(Data records)
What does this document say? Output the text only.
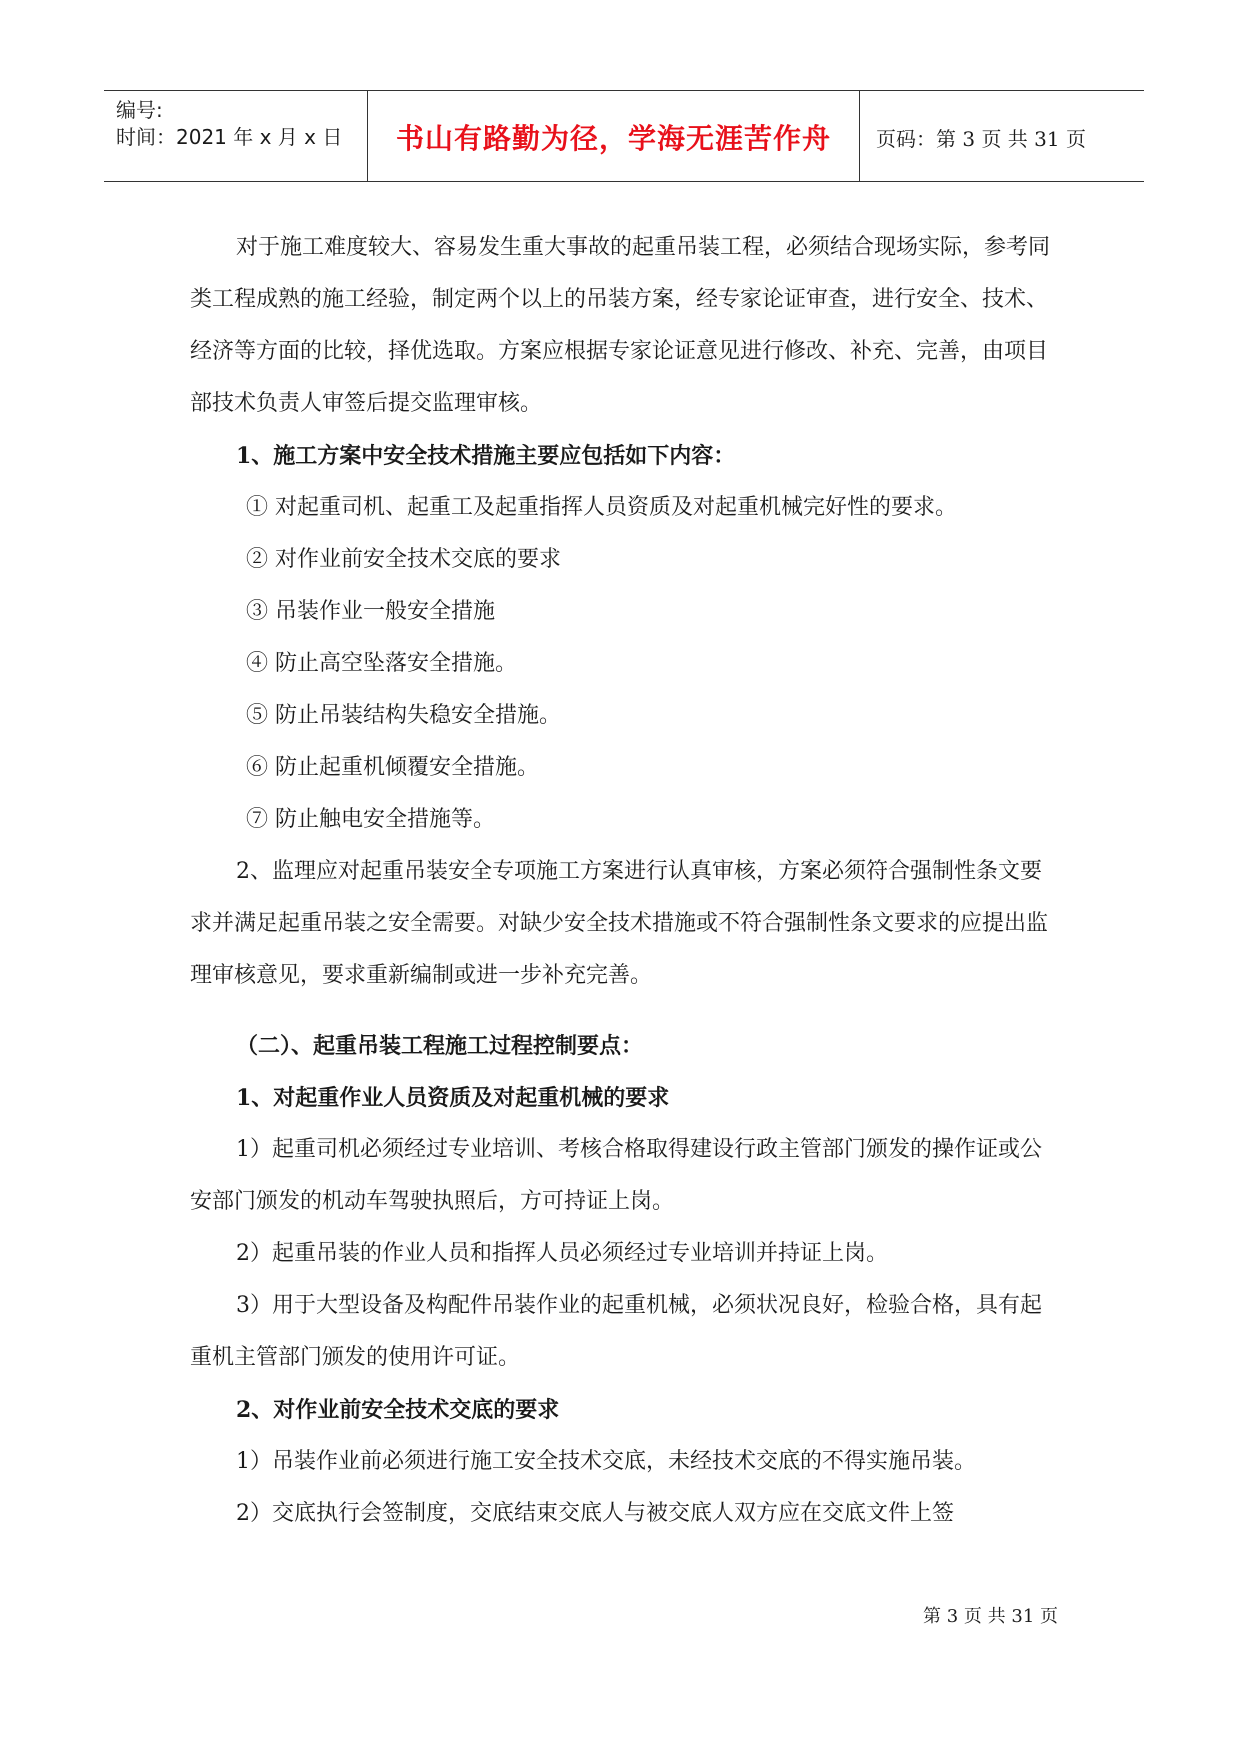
编号:
时间：2021 年 x 月 x 日	书山有路勤为径，学海无涯苦作舟	页码：第 3 页 共 31 页

对于施工难度较大、容易发生重大事故的起重吊装工程，必须结合现场实际，参考同类工程成熟的施工经验，制定两个以上的吊装方案，经专家论证审查，进行安全、技术、经济等方面的比较，择优选取。方案应根据专家论证意见进行修改、补充、完善，由项目部技术负责人审签后提交监理审核。

1、施工方案中安全技术措施主要应包括如下内容：

① 对起重司机、起重工及起重指挥人员资质及对起重机械完好性的要求。

② 对作业前安全技术交底的要求

③ 吊装作业一般安全措施

④ 防止高空坠落安全措施。

⑤ 防止吊装结构失稳安全措施。

⑥ 防止起重机倾覆安全措施。

⑦ 防止触电安全措施等。

2、监理应对起重吊装安全专项施工方案进行认真审核，方案必须符合强制性条文要求并满足起重吊装之安全需要。对缺少安全技术措施或不符合强制性条文要求的应提出监理审核意见，要求重新编制或进一步补充完善。

（二）、起重吊装工程施工过程控制要点：

1、对起重作业人员资质及对起重机械的要求

1）起重司机必须经过专业培训、考核合格取得建设行政主管部门颁发的操作证或公安部门颁发的机动车驾驶执照后，方可持证上岗。

2）起重吊装的作业人员和指挥人员必须经过专业培训并持证上岗。

3）用于大型设备及构配件吊装作业的起重机械，必须状况良好，检验合格，具有起重机主管部门颁发的使用许可证。

2、对作业前安全技术交底的要求

1）吊装作业前必须进行施工安全技术交底，未经技术交底的不得实施吊装。

2）交底执行会签制度，交底结束交底人与被交底人双方应在交底文件上签

第 3 页 共 31 页
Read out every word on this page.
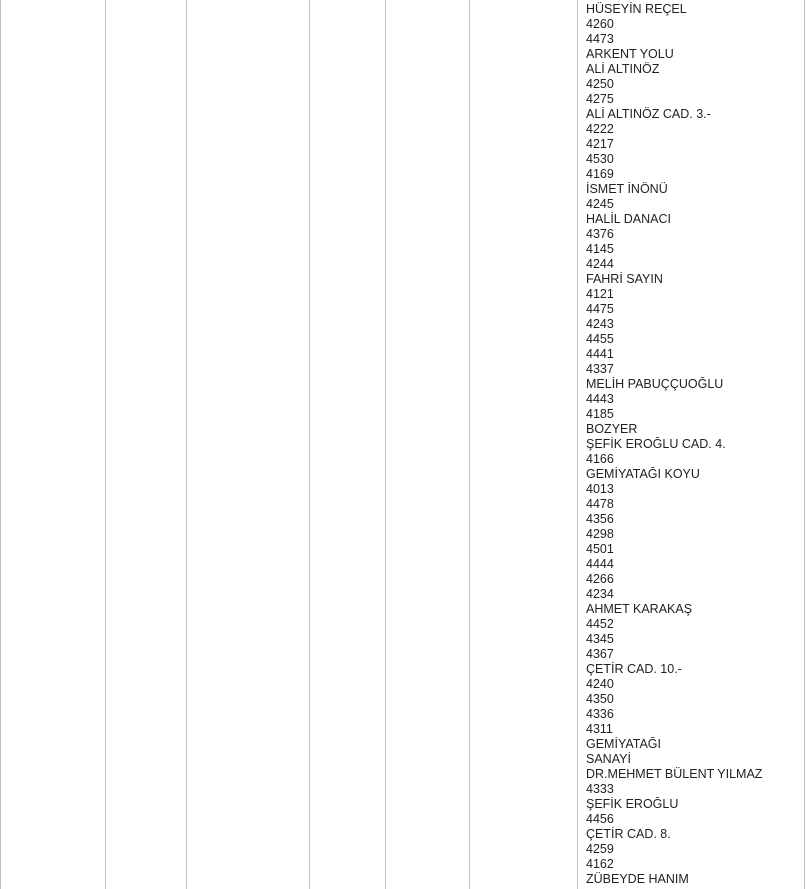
HÜSEYİN REÇEL
4260
4473
ARKENT YOLU
ALİ ALTINÖZ
4250
4275
ALİ ALTINÖZ CAD. 3.-
4222
4217
4530
4169
İSMET İNÖNÜ
4245
HALİL DANACI
4376
4145
4244
FAHRİ SAYIN
4121
4475
4243
4455
4441
4337
MELİH PABUÇÇUOĞLU
4443
4185
BOZYER
ŞEFİK EROĞLU CAD. 4.
4166
GEMİYATAĞI KOYU
4013
4478
4356
4298
4501
4444
4266
4234
AHMET KARAKAŞ
4452
4345
4367
ÇETİR CAD. 10.-
4240
4350
4336
4311
GEMİYATAĞI
SANAYİ
DR.MEHMET BÜLENT YILMAZ
4333
ŞEFİK EROĞLU
4456
ÇETİR CAD. 8.
4259
4162
ZÜBEYDE HANIM
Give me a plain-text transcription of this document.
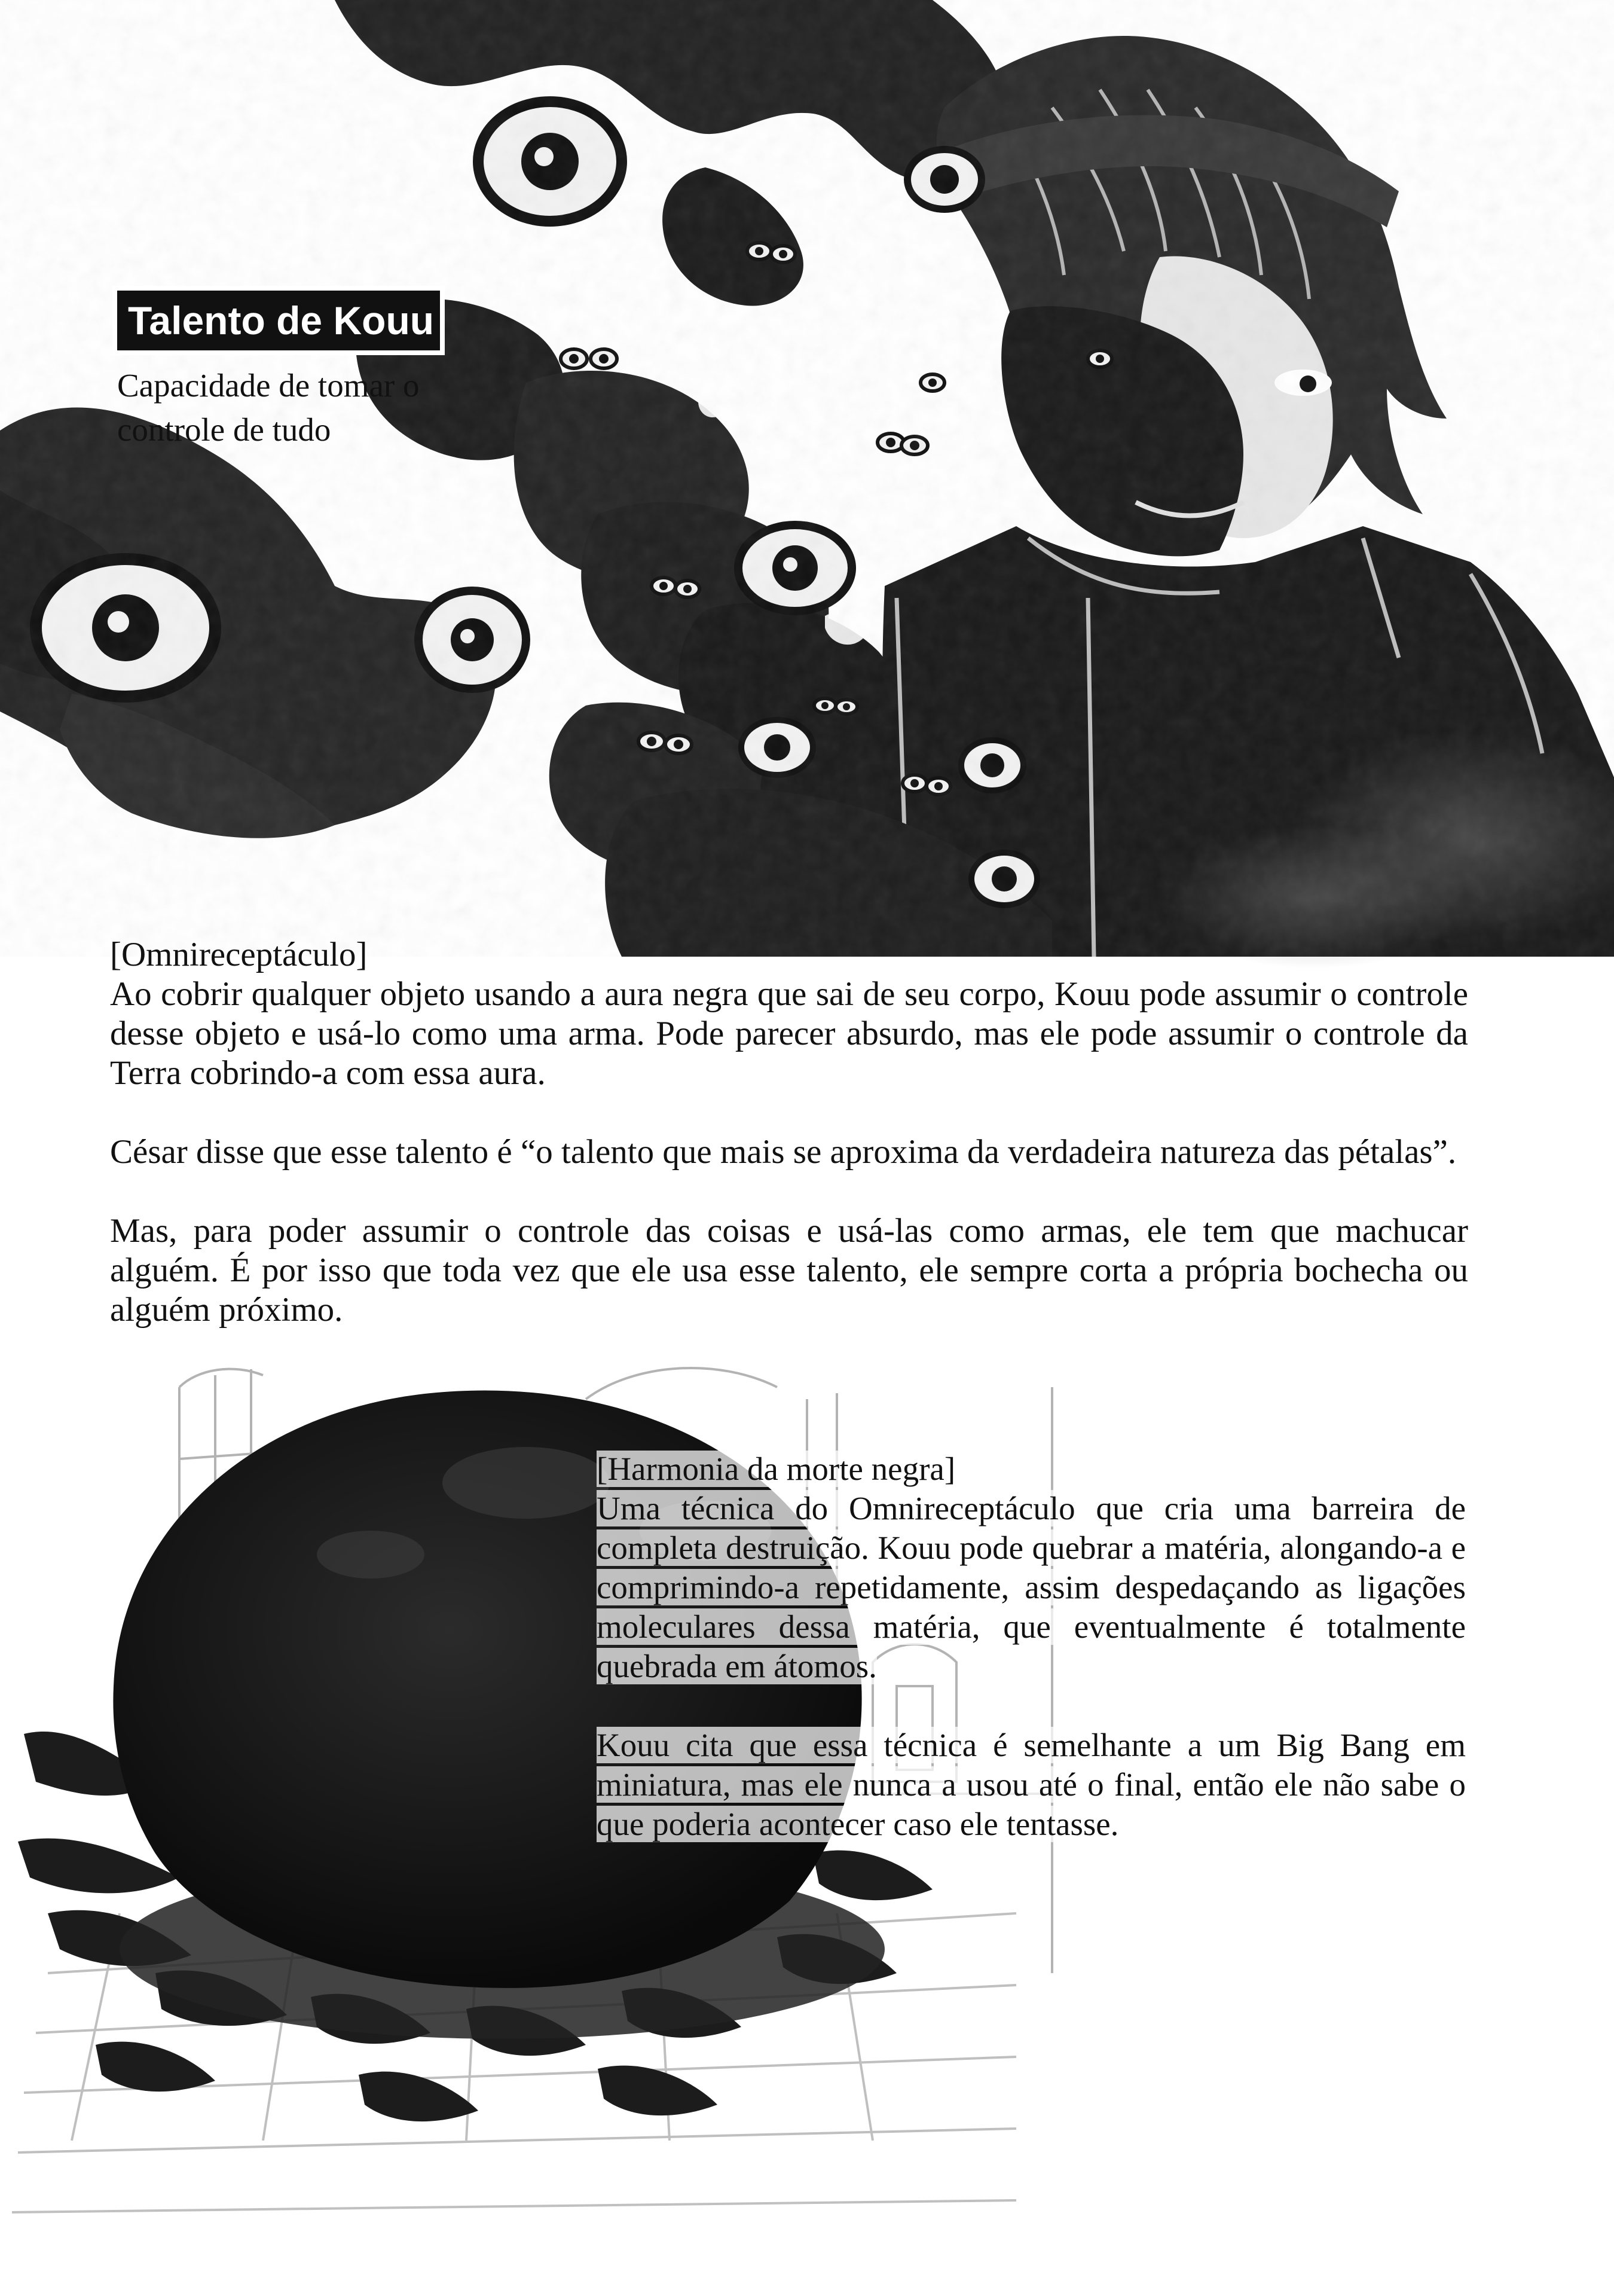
Talento de Kouu
Capacidade de tomar o controle de tudo

[Omnireceptáculo]

Ao cobrir qualquer objeto usando a aura negra que sai de seu corpo, Kouu pode assumir o controle desse objeto e usá-lo como uma arma. Pode parecer absurdo, mas ele pode assumir o controle da Terra cobrindo-a com essa aura.

César disse que esse talento é “o talento que mais se aproxima da verdadeira natureza das pétalas”.

Mas, para poder assumir o controle das coisas e usá-las como armas, ele tem que machucar alguém. É por isso que toda vez que ele usa esse talento, ele sempre corta a própria bochecha ou alguém próximo.

[Harmonia da morte negra]

Uma técnica do Omnireceptáculo que cria uma barreira de completa destruição. Kouu pode quebrar a matéria, alongando-a e comprimindo-a repetidamente, assim despedaçando as ligações moleculares dessa matéria, que eventualmente é totalmente quebrada em átomos.

Kouu cita que essa técnica é semelhante a um Big Bang em miniatura, mas ele nunca a usou até o final, então ele não sabe o que poderia acontecer caso ele tentasse.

■ Your objective: Write out the listing above exactly as it stands, pictures excluded.

■ Response to the exercise:
What does this document say? Output the text only.
编号:
时间：2021 年 x 月 x 日	书山有路勤为径，学海无涯苦作舟	页码：第 3 页 共 31 页

对于施工难度较大、容易发生重大事故的起重吊装工程，必须结合现场实际，参考同类工程成熟的施工经验，制定两个以上的吊装方案，经专家论证审查，进行安全、技术、经济等方面的比较，择优选取。方案应根据专家论证意见进行修改、补充、完善，由项目部技术负责人审签后提交监理审核。

1、施工方案中安全技术措施主要应包括如下内容：

① 对起重司机、起重工及起重指挥人员资质及对起重机械完好性的要求。

② 对作业前安全技术交底的要求

③ 吊装作业一般安全措施

④ 防止高空坠落安全措施。

⑤ 防止吊装结构失稳安全措施。

⑥ 防止起重机倾覆安全措施。

⑦ 防止触电安全措施等。

2、监理应对起重吊装安全专项施工方案进行认真审核，方案必须符合强制性条文要求并满足起重吊装之安全需要。对缺少安全技术措施或不符合强制性条文要求的应提出监理审核意见，要求重新编制或进一步补充完善。

（二）、起重吊装工程施工过程控制要点：

1、对起重作业人员资质及对起重机械的要求

1）起重司机必须经过专业培训、考核合格取得建设行政主管部门颁发的操作证或公安部门颁发的机动车驾驶执照后，方可持证上岗。

2）起重吊装的作业人员和指挥人员必须经过专业培训并持证上岗。

3）用于大型设备及构配件吊装作业的起重机械，必须状况良好，检验合格，具有起重机主管部门颁发的使用许可证。

2、对作业前安全技术交底的要求

1）吊装作业前必须进行施工安全技术交底，未经技术交底的不得实施吊装。

2）交底执行会签制度，交底结束交底人与被交底人双方应在交底文件上签

第 3 页 共 31 页
Read out every word on this page.
HÜSEYİN REÇEL
4260
4473
ARKENT YOLU
ALİ ALTINÖZ
4250
4275
ALİ ALTINÖZ CAD. 3.-
4222
4217
4530
4169
İSMET İNÖNÜ
4245
HALİL DANACI
4376
4145
4244
FAHRİ SAYIN
4121
4475
4243
4455
4441
4337
MELİH PABUÇÇUOĞLU
4443
4185
BOZYER
ŞEFİK EROĞLU CAD. 4.
4166
GEMİYATAĞI KOYU
4013
4478
4356
4298
4501
4444
4266
4234
AHMET KARAKAŞ
4452
4345
4367
ÇETİR CAD. 10.-
4240
4350
4336
4311
GEMİYATAĞI
SANAYİ
DR.MEHMET BÜLENT YILMAZ
4333
ŞEFİK EROĞLU
4456
ÇETİR CAD. 8.
4259
4162
ZÜBEYDE HANIM
Give me a plain-text transcription of this document.
Talento de Kouu
Capacidade de tomar o controle de tudo

[Omnireceptáculo]

Ao cobrir qualquer objeto usando a aura negra que sai de seu corpo, Kouu pode assumir o controle desse objeto e usá-lo como uma arma. Pode parecer absurdo, mas ele pode assumir o controle da Terra cobrindo-a com essa aura.

César disse que esse talento é “o talento que mais se aproxima da verdadeira natureza das pétalas”.

Mas, para poder assumir o controle das coisas e usá-las como armas, ele tem que machucar alguém. É por isso que toda vez que ele usa esse talento, ele sempre corta a própria bochecha ou alguém próximo.

[Harmonia da morte negra]

Uma técnica do Omnireceptáculo que cria uma barreira de completa destruição. Kouu pode quebrar a matéria, alongando-a e comprimindo-a repetidamente, assim despedaçando as ligações moleculares dessa matéria, que eventualmente é totalmente quebrada em átomos.

Kouu cita que essa técnica é semelhante a um Big Bang em miniatura, mas ele nunca a usou até o final, então ele não sabe o que poderia acontecer caso ele tentasse.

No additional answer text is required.